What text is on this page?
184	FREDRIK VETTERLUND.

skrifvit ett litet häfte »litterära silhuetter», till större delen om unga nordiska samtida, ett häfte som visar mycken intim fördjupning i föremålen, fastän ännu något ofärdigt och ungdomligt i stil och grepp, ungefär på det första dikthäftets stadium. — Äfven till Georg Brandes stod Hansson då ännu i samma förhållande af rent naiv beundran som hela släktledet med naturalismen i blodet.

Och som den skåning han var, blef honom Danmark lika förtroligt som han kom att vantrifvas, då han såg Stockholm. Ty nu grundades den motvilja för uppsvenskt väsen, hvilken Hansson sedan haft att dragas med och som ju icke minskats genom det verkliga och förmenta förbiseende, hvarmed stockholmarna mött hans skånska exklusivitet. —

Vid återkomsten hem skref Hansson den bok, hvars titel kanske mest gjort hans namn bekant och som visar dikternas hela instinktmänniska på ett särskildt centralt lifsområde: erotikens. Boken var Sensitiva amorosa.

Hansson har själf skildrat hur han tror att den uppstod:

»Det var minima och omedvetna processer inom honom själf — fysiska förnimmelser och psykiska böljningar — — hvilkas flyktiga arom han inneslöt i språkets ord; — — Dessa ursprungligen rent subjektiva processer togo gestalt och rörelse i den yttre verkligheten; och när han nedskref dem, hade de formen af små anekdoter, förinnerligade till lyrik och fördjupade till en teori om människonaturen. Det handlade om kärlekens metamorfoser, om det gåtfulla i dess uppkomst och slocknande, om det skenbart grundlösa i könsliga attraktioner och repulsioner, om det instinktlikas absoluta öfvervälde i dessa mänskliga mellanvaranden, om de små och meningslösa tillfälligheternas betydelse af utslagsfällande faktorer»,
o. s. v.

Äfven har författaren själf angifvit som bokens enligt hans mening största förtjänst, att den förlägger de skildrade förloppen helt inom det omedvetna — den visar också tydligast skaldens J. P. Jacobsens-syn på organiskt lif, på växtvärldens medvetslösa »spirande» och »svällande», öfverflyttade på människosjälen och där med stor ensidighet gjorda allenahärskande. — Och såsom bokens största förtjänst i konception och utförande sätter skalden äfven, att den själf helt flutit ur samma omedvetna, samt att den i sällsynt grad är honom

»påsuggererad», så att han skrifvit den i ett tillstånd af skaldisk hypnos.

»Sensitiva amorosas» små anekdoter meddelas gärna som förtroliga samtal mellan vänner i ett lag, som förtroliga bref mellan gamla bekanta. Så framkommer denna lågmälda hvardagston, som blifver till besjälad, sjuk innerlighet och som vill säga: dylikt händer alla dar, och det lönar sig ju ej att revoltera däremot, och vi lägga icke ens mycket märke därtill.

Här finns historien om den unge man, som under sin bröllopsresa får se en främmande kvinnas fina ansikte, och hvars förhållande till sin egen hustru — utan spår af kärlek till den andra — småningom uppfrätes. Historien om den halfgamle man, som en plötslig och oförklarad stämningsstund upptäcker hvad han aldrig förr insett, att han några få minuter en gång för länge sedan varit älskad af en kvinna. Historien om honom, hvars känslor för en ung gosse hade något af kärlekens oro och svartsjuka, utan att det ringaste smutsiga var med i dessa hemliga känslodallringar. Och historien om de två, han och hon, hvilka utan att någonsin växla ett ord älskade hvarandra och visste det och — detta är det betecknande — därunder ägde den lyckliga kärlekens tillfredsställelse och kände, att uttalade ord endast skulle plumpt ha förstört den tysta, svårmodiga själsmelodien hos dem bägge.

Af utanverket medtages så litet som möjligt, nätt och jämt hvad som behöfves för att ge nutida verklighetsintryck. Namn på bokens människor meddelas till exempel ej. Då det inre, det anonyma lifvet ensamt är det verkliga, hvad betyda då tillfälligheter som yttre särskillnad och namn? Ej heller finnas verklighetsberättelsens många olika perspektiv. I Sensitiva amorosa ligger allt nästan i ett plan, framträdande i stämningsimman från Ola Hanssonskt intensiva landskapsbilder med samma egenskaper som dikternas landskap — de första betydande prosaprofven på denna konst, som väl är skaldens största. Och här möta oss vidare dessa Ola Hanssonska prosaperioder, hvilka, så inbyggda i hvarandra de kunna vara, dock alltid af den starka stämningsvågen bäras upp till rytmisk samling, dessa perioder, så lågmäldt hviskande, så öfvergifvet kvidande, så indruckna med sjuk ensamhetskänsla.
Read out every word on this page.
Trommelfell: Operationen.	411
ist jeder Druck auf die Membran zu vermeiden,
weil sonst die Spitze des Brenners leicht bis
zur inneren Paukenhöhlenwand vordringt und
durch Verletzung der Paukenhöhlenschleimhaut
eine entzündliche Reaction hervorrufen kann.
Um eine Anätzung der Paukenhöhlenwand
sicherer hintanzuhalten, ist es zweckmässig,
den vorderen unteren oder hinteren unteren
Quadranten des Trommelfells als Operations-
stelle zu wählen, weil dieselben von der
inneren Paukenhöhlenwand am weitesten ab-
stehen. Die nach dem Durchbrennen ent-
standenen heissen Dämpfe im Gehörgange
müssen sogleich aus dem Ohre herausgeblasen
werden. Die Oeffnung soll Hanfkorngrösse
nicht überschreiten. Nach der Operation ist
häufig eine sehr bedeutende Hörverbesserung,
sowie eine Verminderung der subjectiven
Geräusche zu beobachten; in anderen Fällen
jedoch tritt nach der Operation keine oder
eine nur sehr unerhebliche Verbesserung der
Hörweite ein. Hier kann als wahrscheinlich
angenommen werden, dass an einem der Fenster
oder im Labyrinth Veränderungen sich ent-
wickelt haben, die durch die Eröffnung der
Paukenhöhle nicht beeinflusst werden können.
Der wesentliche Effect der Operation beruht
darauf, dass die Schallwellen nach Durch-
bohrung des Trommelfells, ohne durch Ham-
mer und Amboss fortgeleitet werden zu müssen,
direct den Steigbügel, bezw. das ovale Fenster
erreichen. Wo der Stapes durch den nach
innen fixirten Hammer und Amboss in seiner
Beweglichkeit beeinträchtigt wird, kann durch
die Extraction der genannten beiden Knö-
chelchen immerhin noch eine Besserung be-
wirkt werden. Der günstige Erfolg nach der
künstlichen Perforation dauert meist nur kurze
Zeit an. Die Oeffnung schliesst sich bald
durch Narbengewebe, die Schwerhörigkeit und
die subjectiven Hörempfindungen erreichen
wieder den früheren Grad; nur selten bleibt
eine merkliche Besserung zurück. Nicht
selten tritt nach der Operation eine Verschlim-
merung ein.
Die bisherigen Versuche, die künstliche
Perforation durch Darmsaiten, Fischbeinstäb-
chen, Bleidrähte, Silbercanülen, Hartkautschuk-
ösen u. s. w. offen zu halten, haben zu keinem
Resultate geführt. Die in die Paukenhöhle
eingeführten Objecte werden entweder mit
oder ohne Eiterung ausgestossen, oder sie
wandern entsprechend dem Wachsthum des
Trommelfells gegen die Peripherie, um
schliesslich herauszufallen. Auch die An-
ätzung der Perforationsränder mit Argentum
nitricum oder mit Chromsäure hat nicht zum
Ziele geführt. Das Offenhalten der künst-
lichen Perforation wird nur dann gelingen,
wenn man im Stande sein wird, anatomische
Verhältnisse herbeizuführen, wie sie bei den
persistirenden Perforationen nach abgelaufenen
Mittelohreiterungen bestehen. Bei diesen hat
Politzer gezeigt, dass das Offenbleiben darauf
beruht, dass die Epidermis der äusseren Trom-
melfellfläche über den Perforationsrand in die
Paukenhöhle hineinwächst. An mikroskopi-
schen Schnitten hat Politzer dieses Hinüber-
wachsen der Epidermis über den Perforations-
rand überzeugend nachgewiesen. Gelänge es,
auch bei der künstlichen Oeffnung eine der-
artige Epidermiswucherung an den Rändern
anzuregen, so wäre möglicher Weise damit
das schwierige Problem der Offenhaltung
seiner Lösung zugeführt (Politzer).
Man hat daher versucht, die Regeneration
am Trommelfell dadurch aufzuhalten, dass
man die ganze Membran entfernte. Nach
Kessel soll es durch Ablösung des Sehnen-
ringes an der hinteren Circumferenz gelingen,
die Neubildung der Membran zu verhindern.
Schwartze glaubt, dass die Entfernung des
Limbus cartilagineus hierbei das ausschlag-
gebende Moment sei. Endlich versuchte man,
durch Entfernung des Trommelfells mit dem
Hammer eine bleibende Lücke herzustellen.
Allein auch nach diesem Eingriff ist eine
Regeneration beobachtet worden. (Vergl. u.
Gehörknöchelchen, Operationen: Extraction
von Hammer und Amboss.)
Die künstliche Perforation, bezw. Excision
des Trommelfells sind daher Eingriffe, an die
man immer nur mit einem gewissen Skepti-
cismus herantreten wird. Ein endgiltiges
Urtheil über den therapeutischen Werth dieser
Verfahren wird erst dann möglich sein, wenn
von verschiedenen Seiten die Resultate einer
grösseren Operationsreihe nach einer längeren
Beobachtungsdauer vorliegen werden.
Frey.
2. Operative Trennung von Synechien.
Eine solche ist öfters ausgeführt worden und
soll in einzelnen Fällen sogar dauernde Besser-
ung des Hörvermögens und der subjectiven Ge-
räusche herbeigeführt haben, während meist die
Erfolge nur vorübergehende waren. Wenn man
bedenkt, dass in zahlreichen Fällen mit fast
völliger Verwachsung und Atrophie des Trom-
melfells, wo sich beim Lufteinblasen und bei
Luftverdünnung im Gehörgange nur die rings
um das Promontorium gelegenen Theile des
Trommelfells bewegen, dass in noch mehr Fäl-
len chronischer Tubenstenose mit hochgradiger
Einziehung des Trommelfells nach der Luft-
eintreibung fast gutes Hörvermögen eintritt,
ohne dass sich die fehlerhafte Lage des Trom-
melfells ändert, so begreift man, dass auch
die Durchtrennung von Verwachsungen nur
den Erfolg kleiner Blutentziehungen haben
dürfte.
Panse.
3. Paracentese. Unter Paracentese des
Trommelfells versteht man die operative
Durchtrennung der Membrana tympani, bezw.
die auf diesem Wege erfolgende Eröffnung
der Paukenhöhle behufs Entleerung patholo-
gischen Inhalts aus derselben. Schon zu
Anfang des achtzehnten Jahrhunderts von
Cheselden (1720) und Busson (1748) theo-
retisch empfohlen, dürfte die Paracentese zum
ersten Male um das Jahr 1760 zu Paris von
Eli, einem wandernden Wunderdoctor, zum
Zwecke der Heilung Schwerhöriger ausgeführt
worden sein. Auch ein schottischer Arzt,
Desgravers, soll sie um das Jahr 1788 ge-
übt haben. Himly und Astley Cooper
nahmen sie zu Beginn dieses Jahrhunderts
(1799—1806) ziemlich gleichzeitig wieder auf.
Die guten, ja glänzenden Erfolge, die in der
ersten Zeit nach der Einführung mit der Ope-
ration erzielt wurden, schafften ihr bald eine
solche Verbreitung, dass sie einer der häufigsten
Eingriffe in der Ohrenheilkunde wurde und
----------------
• REQUIREMENT: Would you please copy every line from the listing above that contains the word "seiner"?

• YOUR SOLUTION:
innen fixirten Hammer und Amboss in seiner
seiner Lösung zugeführt (Politzer).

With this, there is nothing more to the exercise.